• _Short problem_:
In this exercise, return the whole listing exactly, excluding any images.

— Start of Working data —

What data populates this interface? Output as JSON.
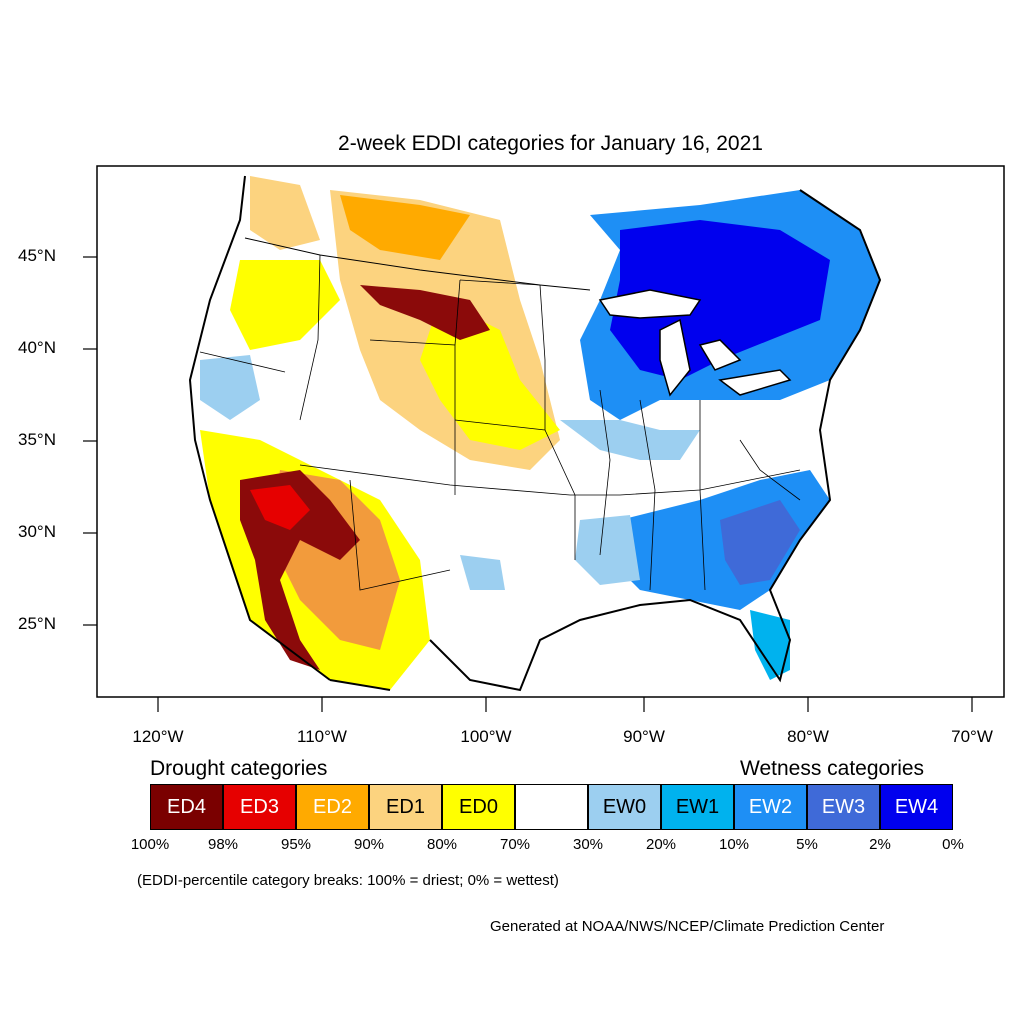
{
  "title": "2-week EDDI categories for January 16, 2021",
  "lat_labels": [
    "45°N",
    "40°N",
    "35°N",
    "30°N",
    "25°N"
  ],
  "lon_labels": [
    "120°W",
    "110°W",
    "100°W",
    "90°W",
    "80°W",
    "70°W"
  ],
  "legend": {
    "drought_heading": "Drought categories",
    "wetness_heading": "Wetness categories",
    "categories": [
      {
        "label": "ED4",
        "color": "#7a0000",
        "text_color": "#ffffff"
      },
      {
        "label": "ED3",
        "color": "#e60000",
        "text_color": "#ffffff"
      },
      {
        "label": "ED2",
        "color": "#ffaa00",
        "text_color": "#ffffff"
      },
      {
        "label": "ED1",
        "color": "#fcd37f",
        "text_color": "#000000"
      },
      {
        "label": "ED0",
        "color": "#ffff00",
        "text_color": "#000000"
      },
      {
        "label": "",
        "color": "#ffffff",
        "text_color": "#000000"
      },
      {
        "label": "EW0",
        "color": "#9ccff0",
        "text_color": "#000000"
      },
      {
        "label": "EW1",
        "color": "#00b2ee",
        "text_color": "#000000"
      },
      {
        "label": "EW2",
        "color": "#1e8ff5",
        "text_color": "#ffffff"
      },
      {
        "label": "EW3",
        "color": "#3f6ad8",
        "text_color": "#ffffff"
      },
      {
        "label": "EW4",
        "color": "#0000ee",
        "text_color": "#ffffff"
      }
    ],
    "percent_breaks": [
      "100%",
      "98%",
      "95%",
      "90%",
      "80%",
      "70%",
      "30%",
      "20%",
      "10%",
      "5%",
      "2%",
      "0%"
    ]
  },
  "footnote": "(EDDI-percentile category breaks: 100% = driest; 0% = wettest)",
  "credit": "Generated at NOAA/NWS/NCEP/Climate Prediction Center"
}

— End of Working data —

• _Full response_:
What data populates this interface? Output as JSON.
{
  "title": "2-week EDDI categories for January 16, 2021",
  "lat_labels": [
    "45°N",
    "40°N",
    "35°N",
    "30°N",
    "25°N"
  ],
  "lon_labels": [
    "120°W",
    "110°W",
    "100°W",
    "90°W",
    "80°W",
    "70°W"
  ],
  "legend": {
    "drought_heading": "Drought categories",
    "wetness_heading": "Wetness categories",
    "categories": [
      {
        "label": "ED4",
        "color": "#7a0000",
        "text_color": "#ffffff"
      },
      {
        "label": "ED3",
        "color": "#e60000",
        "text_color": "#ffffff"
      },
      {
        "label": "ED2",
        "color": "#ffaa00",
        "text_color": "#ffffff"
      },
      {
        "label": "ED1",
        "color": "#fcd37f",
        "text_color": "#000000"
      },
      {
        "label": "ED0",
        "color": "#ffff00",
        "text_color": "#000000"
      },
      {
        "label": "",
        "color": "#ffffff",
        "text_color": "#000000"
      },
      {
        "label": "EW0",
        "color": "#9ccff0",
        "text_color": "#000000"
      },
      {
        "label": "EW1",
        "color": "#00b2ee",
        "text_color": "#000000"
      },
      {
        "label": "EW2",
        "color": "#1e8ff5",
        "text_color": "#ffffff"
      },
      {
        "label": "EW3",
        "color": "#3f6ad8",
        "text_color": "#ffffff"
      },
      {
        "label": "EW4",
        "color": "#0000ee",
        "text_color": "#ffffff"
      }
    ],
    "percent_breaks": [
      "100%",
      "98%",
      "95%",
      "90%",
      "80%",
      "70%",
      "30%",
      "20%",
      "10%",
      "5%",
      "2%",
      "0%"
    ]
  },
  "footnote": "(EDDI-percentile category breaks: 100% = driest; 0% = wettest)",
  "credit": "Generated at NOAA/NWS/NCEP/Climate Prediction Center"
}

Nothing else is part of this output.